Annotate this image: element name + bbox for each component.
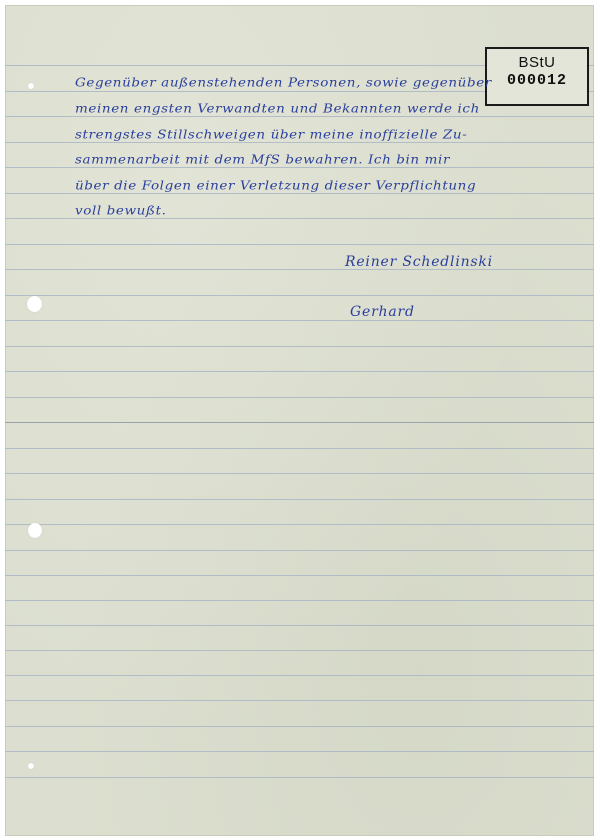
text-line: sammenarbeit mit dem MfS bewahren. Ich b… — [75, 153, 450, 167]
ruled-line — [5, 473, 594, 474]
stamp-number: 000012 — [487, 72, 587, 89]
text-line: voll bewußt. — [75, 204, 167, 218]
punch-hole-icon — [27, 296, 42, 312]
ruled-line — [5, 244, 594, 245]
ruled-line — [5, 167, 594, 168]
ruled-line — [5, 320, 594, 321]
ruled-line — [5, 116, 594, 117]
ruled-line — [5, 777, 594, 778]
punch-hole-icon — [28, 523, 42, 538]
ruled-line — [5, 448, 594, 449]
ruled-line — [5, 346, 594, 347]
ruled-line — [5, 269, 594, 270]
ruled-line — [5, 142, 594, 143]
signature-full-name: Reiner Schedlinski — [345, 254, 493, 270]
text-line: strengstes Stillschweigen über meine ino… — [75, 128, 467, 142]
ruled-line — [5, 700, 594, 701]
ruled-line — [5, 575, 594, 576]
stamp-agency: BStU — [487, 54, 587, 71]
ruled-line — [5, 550, 594, 551]
ruled-line — [5, 524, 594, 525]
ruled-line — [5, 675, 594, 676]
ruled-line — [5, 726, 594, 727]
ruled-line — [5, 499, 594, 500]
ruled-line — [5, 193, 594, 194]
ruled-line — [5, 371, 594, 372]
fold-crease — [5, 422, 594, 423]
ruled-line — [5, 218, 594, 219]
punch-hole-icon — [28, 763, 34, 769]
punch-hole-icon — [28, 83, 34, 89]
ruled-line — [5, 751, 594, 752]
ruled-line — [5, 397, 594, 398]
ruled-line — [5, 600, 594, 601]
text-line: Gegenüber außenstehenden Personen, sowie… — [75, 76, 492, 90]
ruled-line — [5, 625, 594, 626]
ruled-line — [5, 650, 594, 651]
text-line: meinen engsten Verwandten und Bekannten … — [75, 102, 480, 116]
signature-code-name: Gerhard — [350, 304, 415, 320]
archive-stamp: BStU 000012 — [485, 47, 589, 106]
ruled-line — [5, 295, 594, 296]
text-line: über die Folgen einer Verletzung dieser … — [75, 179, 476, 193]
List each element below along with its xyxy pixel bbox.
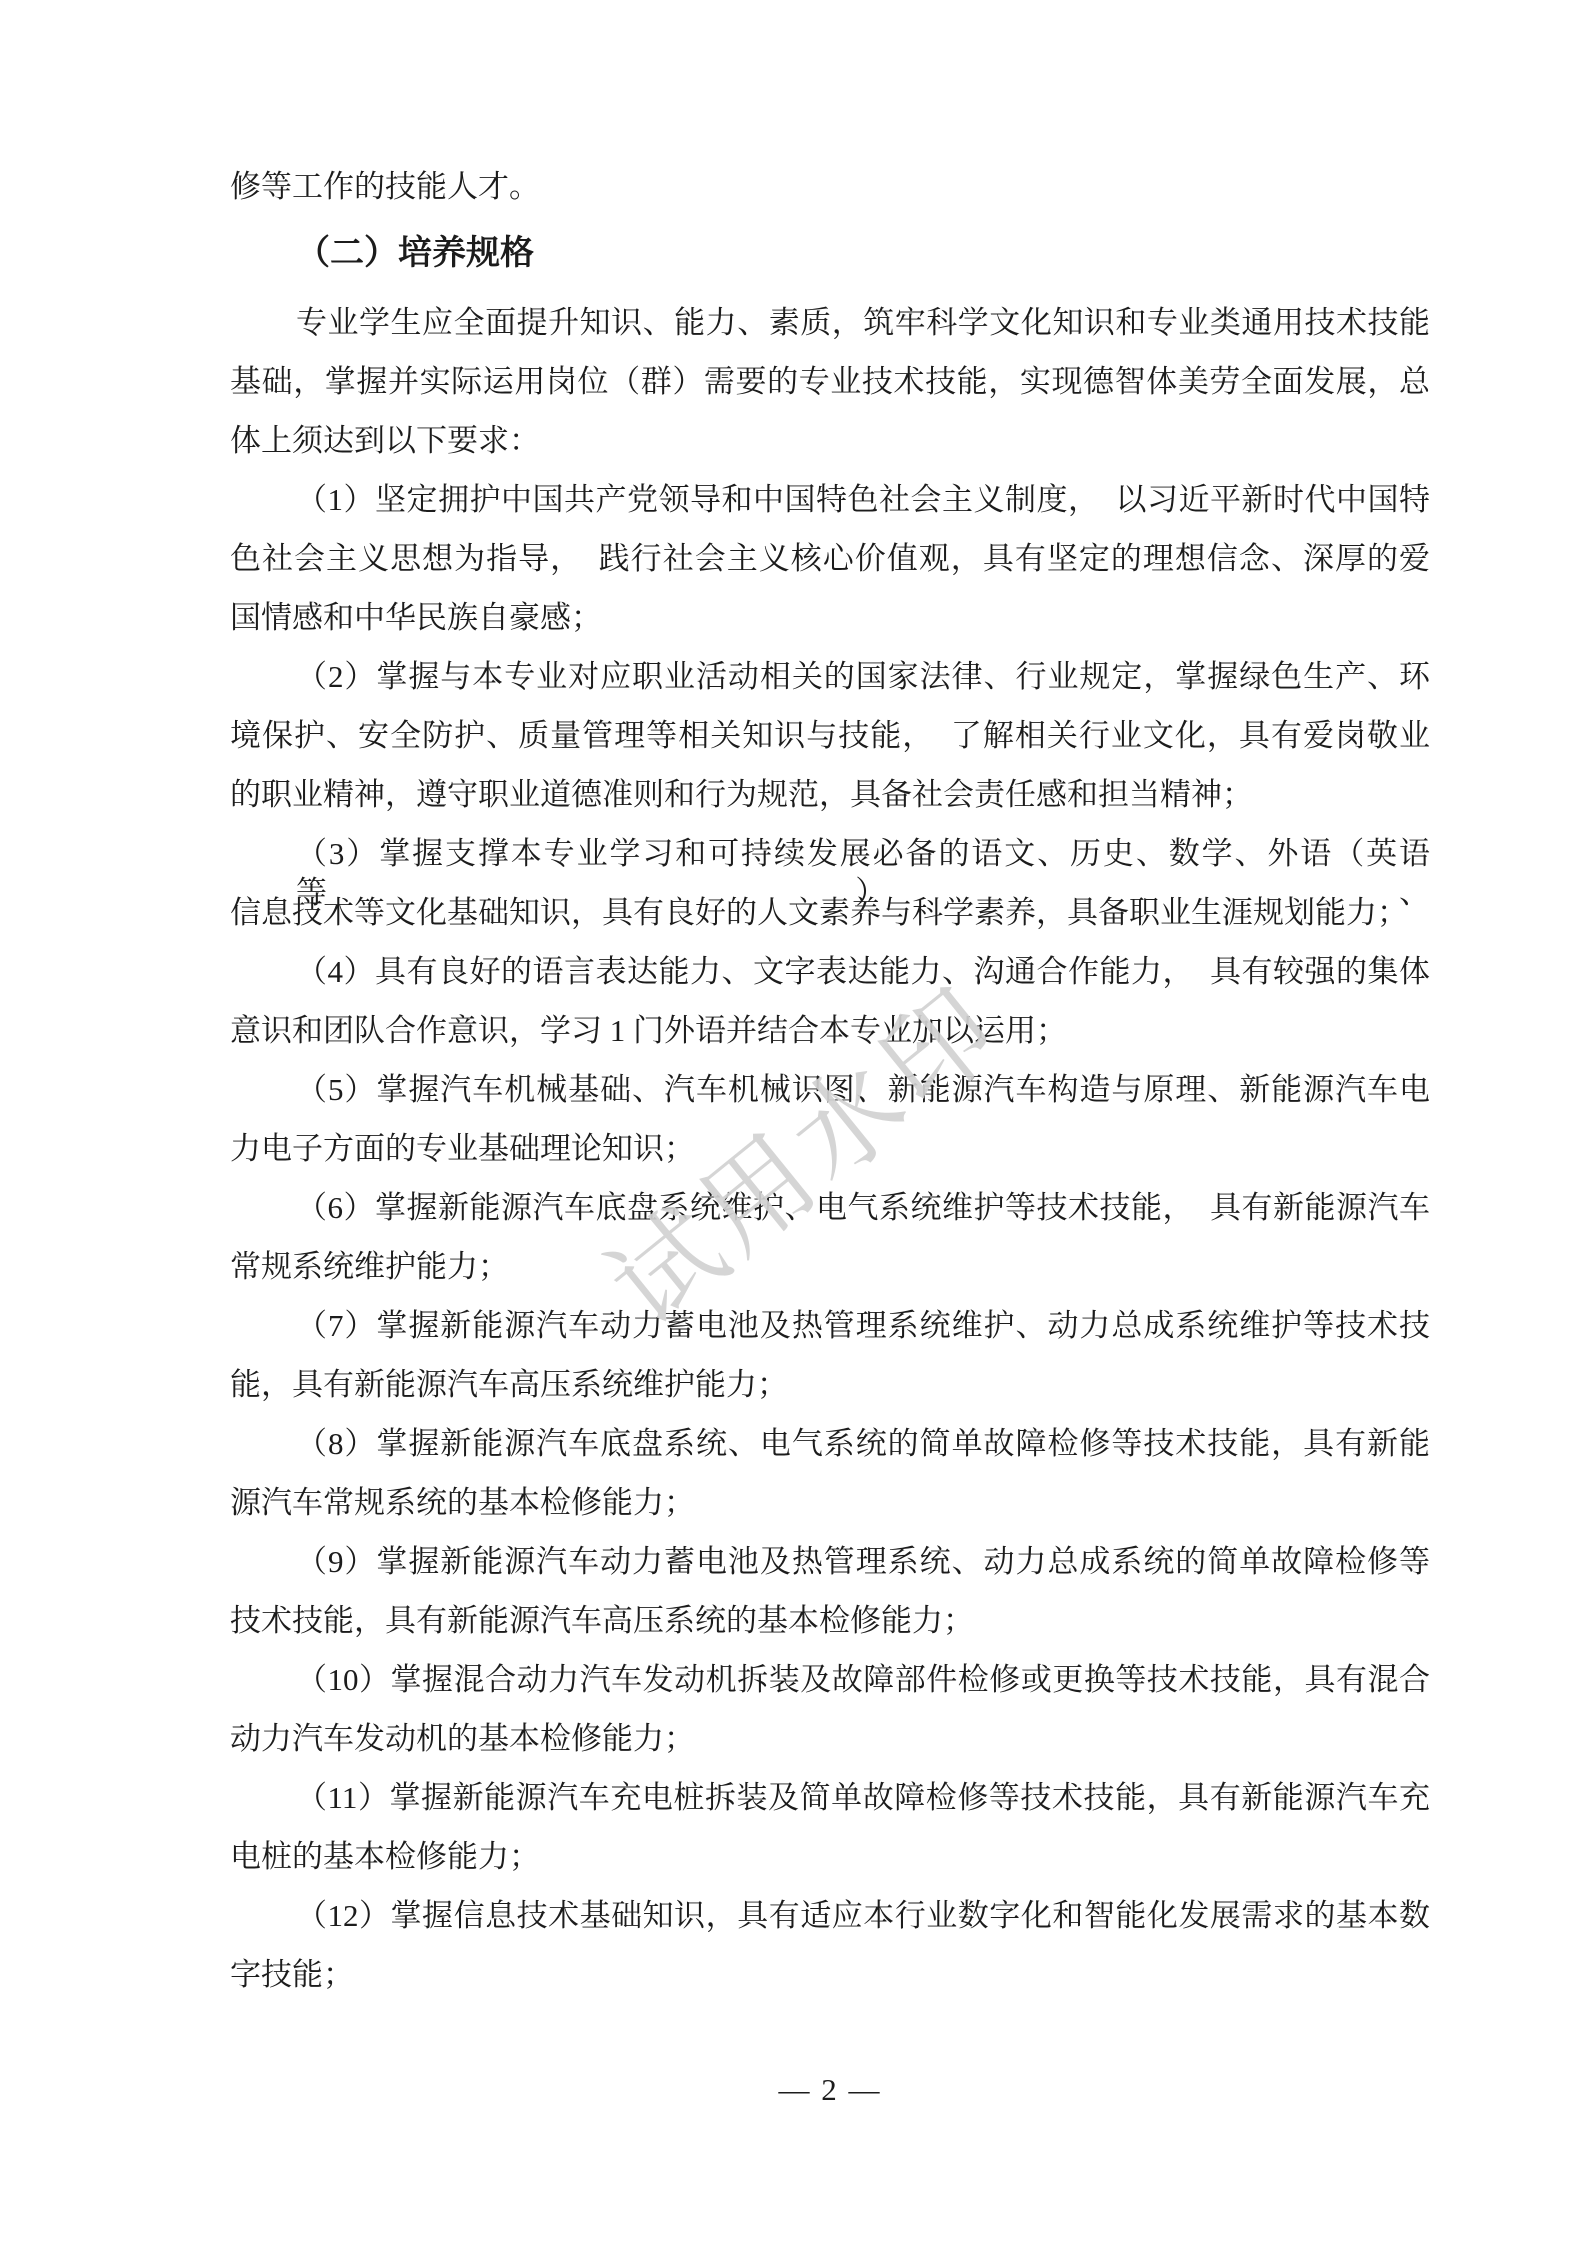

┄┄┄┄┄┄┄┄┄┄

GOAL OF THE EXERCISE
Retype the lines above, starting with the line that contains "text-line: sammenarbeit mit" and going on through the line that contains "fold-crease — [5, 422, 594, 423]", both included.

WRITTEN SOLUTION
text-line: sammenarbeit mit dem MfS bewahren. Ich b… — [75, 153, 450, 167]
ruled-line — [5, 473, 594, 474]
stamp-number: 000012 — [487, 72, 587, 89]
text-line: voll bewußt. — [75, 204, 167, 218]
punch-hole-icon — [27, 296, 42, 312]
ruled-line — [5, 244, 594, 245]
ruled-line — [5, 167, 594, 168]
ruled-line — [5, 320, 594, 321]
ruled-line — [5, 116, 594, 117]
ruled-line — [5, 777, 594, 778]
punch-hole-icon — [28, 523, 42, 538]
ruled-line — [5, 448, 594, 449]
ruled-line — [5, 346, 594, 347]
ruled-line — [5, 269, 594, 270]
ruled-line — [5, 142, 594, 143]
signature-full-name: Reiner Schedlinski — [345, 254, 493, 270]
text-line: strengstes Stillschweigen über meine ino… — [75, 128, 467, 142]
ruled-line — [5, 700, 594, 701]
ruled-line — [5, 575, 594, 576]
stamp-agency: BStU — [487, 54, 587, 71]
ruled-line — [5, 550, 594, 551]
ruled-line — [5, 524, 594, 525]
ruled-line — [5, 675, 594, 676]
ruled-line — [5, 726, 594, 727]
ruled-line — [5, 499, 594, 500]
ruled-line — [5, 193, 594, 194]
ruled-line — [5, 371, 594, 372]
fold-crease — [5, 422, 594, 423]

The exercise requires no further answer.